» What you need to do
Every line of the material is to be quoted verbatim, minus the pictures.
[BEGIN Input data]
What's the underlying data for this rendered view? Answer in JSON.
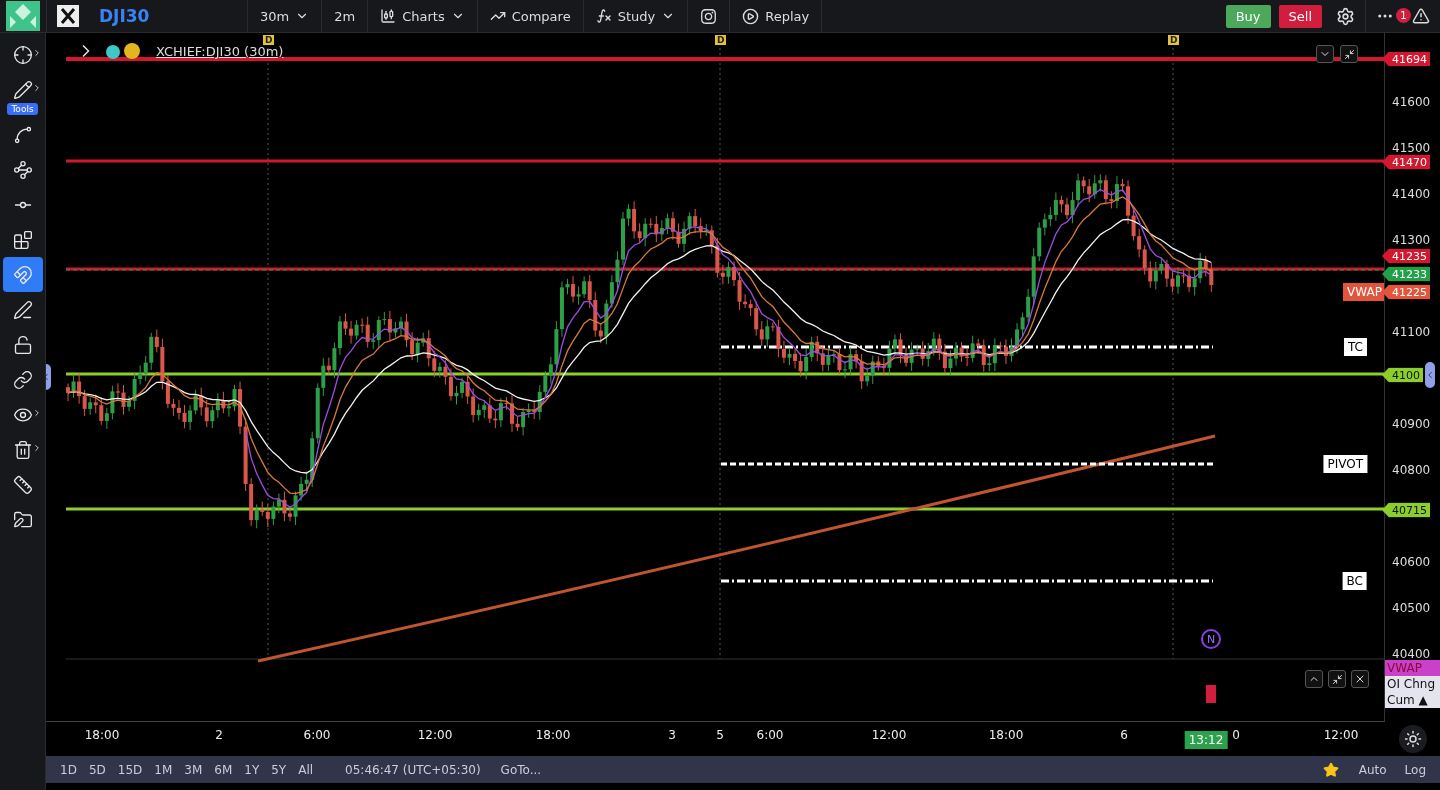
{
  "top_bar": {
    "symbol": "DJI30",
    "interval": "30m",
    "interval_alt": "2m",
    "menus": [
      {
        "kind": "charts",
        "label": "Charts",
        "dropdown": true
      },
      {
        "kind": "compare",
        "label": "Compare",
        "dropdown": false
      },
      {
        "kind": "study",
        "label": "Study",
        "dropdown": true
      }
    ],
    "replay": "Replay",
    "buy": "Buy",
    "sell": "Sell",
    "notification_count": "1"
  },
  "tools": {
    "label": "Tools",
    "items": [
      {
        "kind": "crosshair",
        "selected": false,
        "submenu": true
      },
      {
        "kind": "pencil",
        "selected": false,
        "submenu": true
      },
      {
        "kind": "measure",
        "selected": false,
        "submenu": false
      },
      {
        "kind": "pattern",
        "selected": false,
        "submenu": false
      },
      {
        "kind": "line",
        "selected": false,
        "submenu": false
      },
      {
        "kind": "text",
        "selected": false,
        "submenu": false
      },
      {
        "kind": "magnet",
        "selected": true,
        "submenu": false
      },
      {
        "kind": "lockdraw",
        "selected": false,
        "submenu": false
      },
      {
        "kind": "lock",
        "selected": false,
        "submenu": false
      },
      {
        "kind": "link",
        "selected": false,
        "submenu": false
      },
      {
        "kind": "eye",
        "selected": false,
        "submenu": true
      },
      {
        "kind": "trash",
        "selected": false,
        "submenu": true
      },
      {
        "kind": "ruler",
        "selected": false,
        "submenu": false
      },
      {
        "kind": "folder",
        "selected": false,
        "submenu": false
      }
    ]
  },
  "chart": {
    "title": "XCHIEF:DJI30 (30m)",
    "day_markers": [
      "D",
      "D",
      "D"
    ],
    "price_ticks": [
      "41600",
      "41500",
      "41400",
      "41300",
      "41100",
      "40900",
      "40800",
      "40600",
      "40500",
      "40400"
    ],
    "price_tags": [
      {
        "kind": "level",
        "text": "41694",
        "color": "#d3172f"
      },
      {
        "kind": "level",
        "text": "41470",
        "color": "#d3172f"
      },
      {
        "kind": "level",
        "text": "41235",
        "color": "#d3172f"
      },
      {
        "kind": "price",
        "text": "41233",
        "color": "#21a047"
      },
      {
        "kind": "indicator",
        "text": "41225",
        "color": "#e2553c"
      },
      {
        "kind": "level",
        "text": "4100",
        "color": "#8ccf2c"
      },
      {
        "kind": "level",
        "text": "40715",
        "color": "#8ccf2c"
      }
    ],
    "vwap_label": "VWAP",
    "level_labels": [
      "TC",
      "PIVOT",
      "BC"
    ],
    "news_marker": "N",
    "time_labels": [
      "18:00",
      "2",
      "6:00",
      "12:00",
      "18:00",
      "3",
      "5",
      "6:00",
      "12:00",
      "18:00",
      "6",
      "0",
      "12:00"
    ],
    "current_time": "13:12",
    "legend": [
      {
        "label": "VWAP",
        "selected": true
      },
      {
        "label": "OI Chng",
        "selected": false
      },
      {
        "label": "Cum ▲",
        "selected": false
      }
    ]
  },
  "bottom_bar": {
    "ranges": [
      "1D",
      "5D",
      "15D",
      "1M",
      "3M",
      "6M",
      "1Y",
      "5Y",
      "All"
    ],
    "clock": "05:46:47 (UTC+05:30)",
    "goto": "GoTo...",
    "auto": "Auto",
    "log": "Log"
  }
}
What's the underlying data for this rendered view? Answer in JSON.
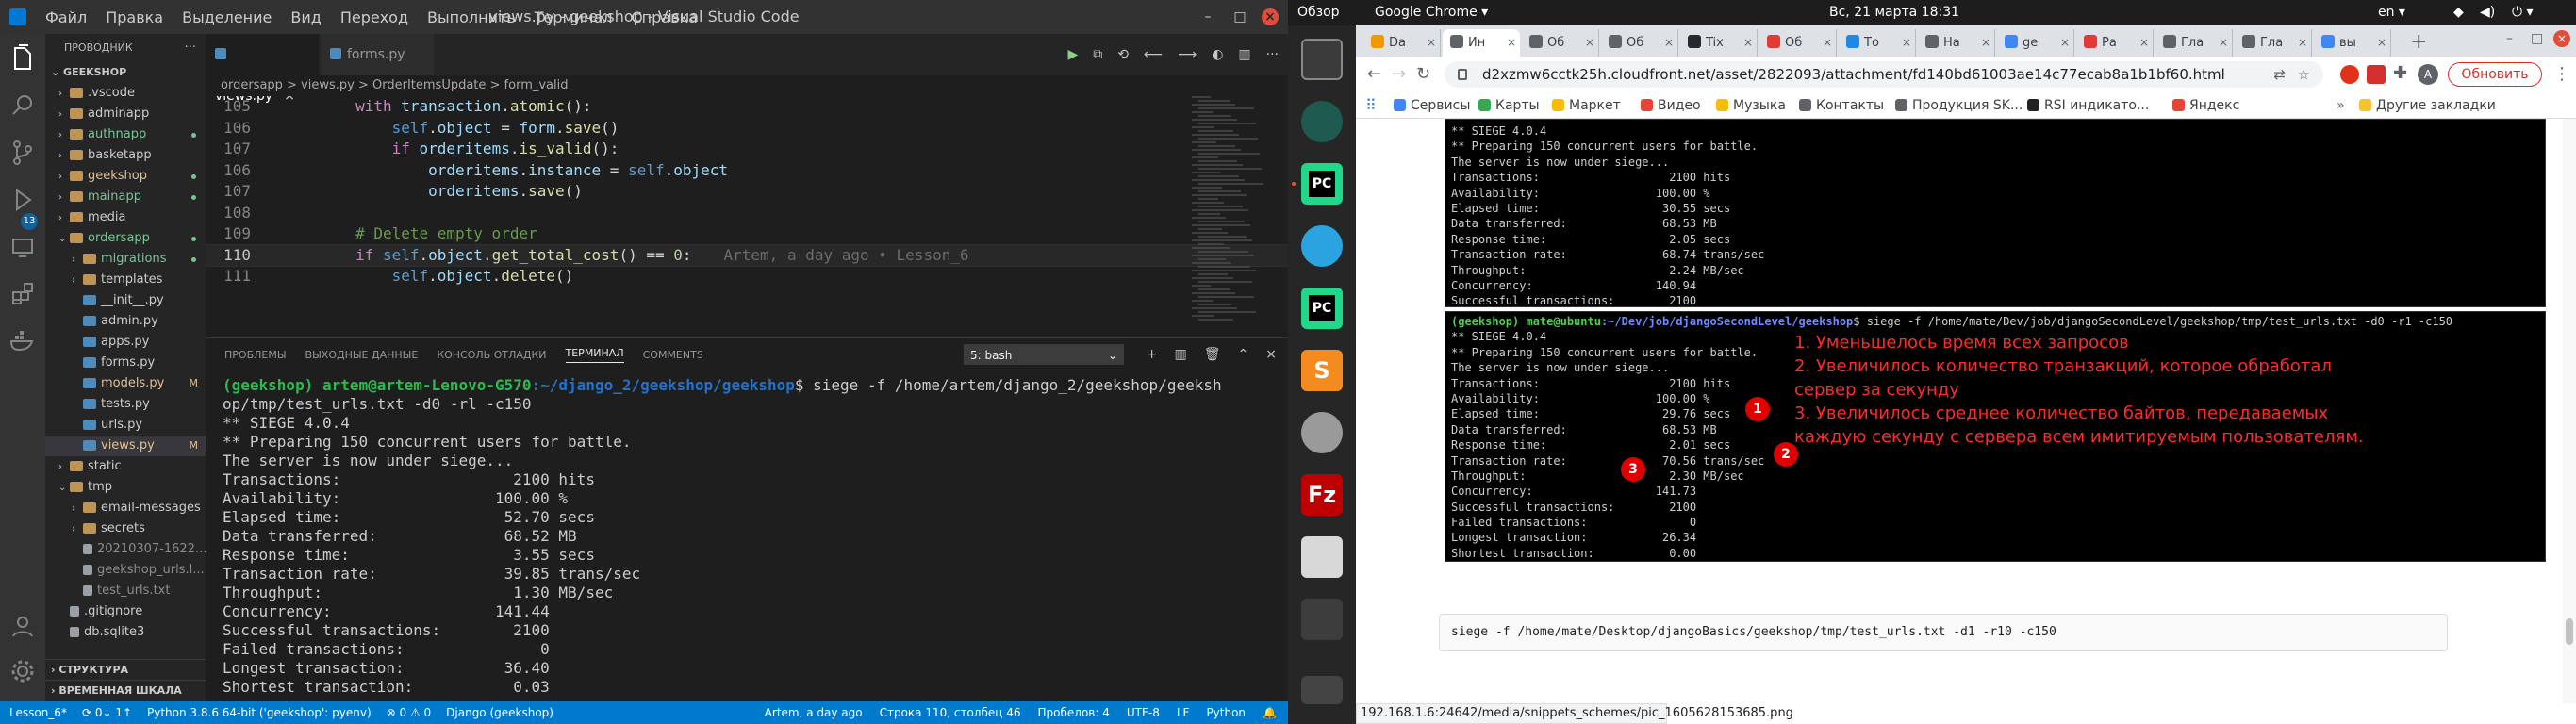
[END Input data]
» Problem solution
What's the underlying data for this rendered view? Answer in JSON.
{
  "top_bar": {
    "symbol": "DJI30",
    "interval": "30m",
    "interval_alt": "2m",
    "menus": [
      {
        "kind": "charts",
        "label": "Charts",
        "dropdown": true
      },
      {
        "kind": "compare",
        "label": "Compare",
        "dropdown": false
      },
      {
        "kind": "study",
        "label": "Study",
        "dropdown": true
      }
    ],
    "replay": "Replay",
    "buy": "Buy",
    "sell": "Sell",
    "notification_count": "1"
  },
  "tools": {
    "label": "Tools",
    "items": [
      {
        "kind": "crosshair",
        "selected": false,
        "submenu": true
      },
      {
        "kind": "pencil",
        "selected": false,
        "submenu": true
      },
      {
        "kind": "measure",
        "selected": false,
        "submenu": false
      },
      {
        "kind": "pattern",
        "selected": false,
        "submenu": false
      },
      {
        "kind": "line",
        "selected": false,
        "submenu": false
      },
      {
        "kind": "text",
        "selected": false,
        "submenu": false
      },
      {
        "kind": "magnet",
        "selected": true,
        "submenu": false
      },
      {
        "kind": "lockdraw",
        "selected": false,
        "submenu": false
      },
      {
        "kind": "lock",
        "selected": false,
        "submenu": false
      },
      {
        "kind": "link",
        "selected": false,
        "submenu": false
      },
      {
        "kind": "eye",
        "selected": false,
        "submenu": true
      },
      {
        "kind": "trash",
        "selected": false,
        "submenu": true
      },
      {
        "kind": "ruler",
        "selected": false,
        "submenu": false
      },
      {
        "kind": "folder",
        "selected": false,
        "submenu": false
      }
    ]
  },
  "chart": {
    "title": "XCHIEF:DJI30 (30m)",
    "day_markers": [
      "D",
      "D",
      "D"
    ],
    "price_ticks": [
      "41600",
      "41500",
      "41400",
      "41300",
      "41100",
      "40900",
      "40800",
      "40600",
      "40500",
      "40400"
    ],
    "price_tags": [
      {
        "kind": "level",
        "text": "41694",
        "color": "#d3172f"
      },
      {
        "kind": "level",
        "text": "41470",
        "color": "#d3172f"
      },
      {
        "kind": "level",
        "text": "41235",
        "color": "#d3172f"
      },
      {
        "kind": "price",
        "text": "41233",
        "color": "#21a047"
      },
      {
        "kind": "indicator",
        "text": "41225",
        "color": "#e2553c"
      },
      {
        "kind": "level",
        "text": "4100",
        "color": "#8ccf2c"
      },
      {
        "kind": "level",
        "text": "40715",
        "color": "#8ccf2c"
      }
    ],
    "vwap_label": "VWAP",
    "level_labels": [
      "TC",
      "PIVOT",
      "BC"
    ],
    "news_marker": "N",
    "time_labels": [
      "18:00",
      "2",
      "6:00",
      "12:00",
      "18:00",
      "3",
      "5",
      "6:00",
      "12:00",
      "18:00",
      "6",
      "0",
      "12:00"
    ],
    "current_time": "13:12",
    "legend": [
      {
        "label": "VWAP",
        "selected": true
      },
      {
        "label": "OI Chng",
        "selected": false
      },
      {
        "label": "Cum ▲",
        "selected": false
      }
    ]
  },
  "bottom_bar": {
    "ranges": [
      "1D",
      "5D",
      "15D",
      "1M",
      "3M",
      "6M",
      "1Y",
      "5Y",
      "All"
    ],
    "clock": "05:46:47 (UTC+05:30)",
    "goto": "GoTo...",
    "auto": "Auto",
    "log": "Log"
  }
}
What's the underlying data for this rendered view? Answer in JSON.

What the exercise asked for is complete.